:: Extract provided ::
============

The latest ACNC Australian Charities Report released in December 2017 shows that across the charity sector half of sector income is currently sourced outside of fundraising and government grants. Other income sources include product sales, membership fees and user pays services.

 

User pays and product driven revenue

In some industries the shift from block funding to user pays has been mandated, such as the seismic shift the NDIS is creating in the disability sector. There are also a number of not for profits who have chosen to release paid products and services to deliver value while increasing their revenues. There’s The Hunger Project who have partnered with McKinsey and Company to co-design their leadership programs, taking leadership lessons from their projects in Uganda, Bangladesh and beyond, and translating them into a leadership development program for corporate executives. Their clients include the Commonwealth Bank, and course fees are channelled back into The Hunger Project’s in-country programs.

============

:: Your goal ::
Extend the passage on charity income from user-pays services and paid products, picking up after its final sentence.

:: Collected data ::
============

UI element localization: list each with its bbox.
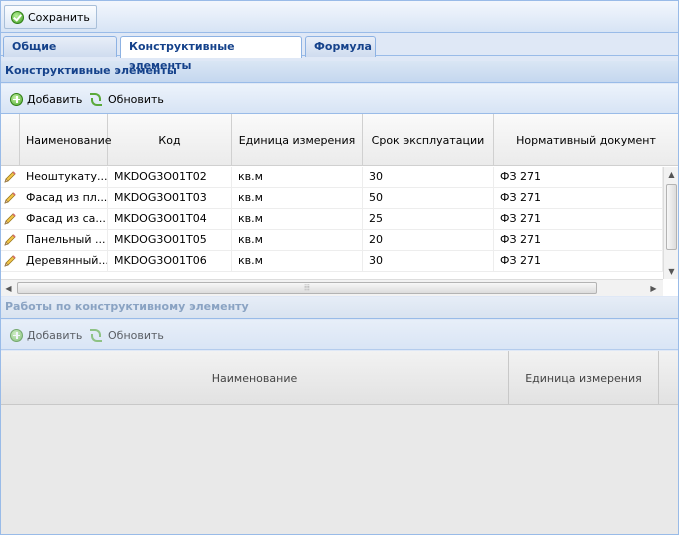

============

:: Exercise output ::
There are an increasing number of social enterprises that have been launched with products at the centre of their business model. These include international examples such as Warby Parker glasses and Toms Shoes where every sale makes products available to people living in poverty. In Australia, Guide Dogs have recently branched out into the product driven space with Beau’s Pet Hotel in Adelaide. Then there’s Thankyou, who started out with Thankyou Water before branching out into an expanded product line from muesli to bath products to nappies.

The key to success in product based revenue is to make sure that you get bang for your buck – that your customers get value for money, and that the time, effort and resources you throw into product development pay off at the end of the day. It’s the challenge of this balancing act that has resulted in Thankyou’s announcement in December 2017 that they are discontinuing their food products to focus on more successful product lines and new projects.

Crowdfunding

The Thankyou team have repeatedly demonstrated that they’re not afraid to experiment, to try new things, and to pivot in a new direction.  One of Thankyou’s recent experiments has involved diversifying beyond product driven revenue, to experiment with crowdfunding, with their Chapter One campaign kicking off in 2016. Traditionally crowdfunding involves raising funds over a limited time periods for a specific project, sometimes with rewards offered for different levels of donations. Technology platforms like Kickstarter and Australia’s own Pozible are tailor made for crowdfunding campaigns.

Successful crowdfunding campaigns come down to a clear vision, powerfully communicated, and sufficient marketing clout to ensure you make a dent in your fundraising goal early in your 30 day campaign. That way you can ride that early momentum to ensure you hit your fundraising goal.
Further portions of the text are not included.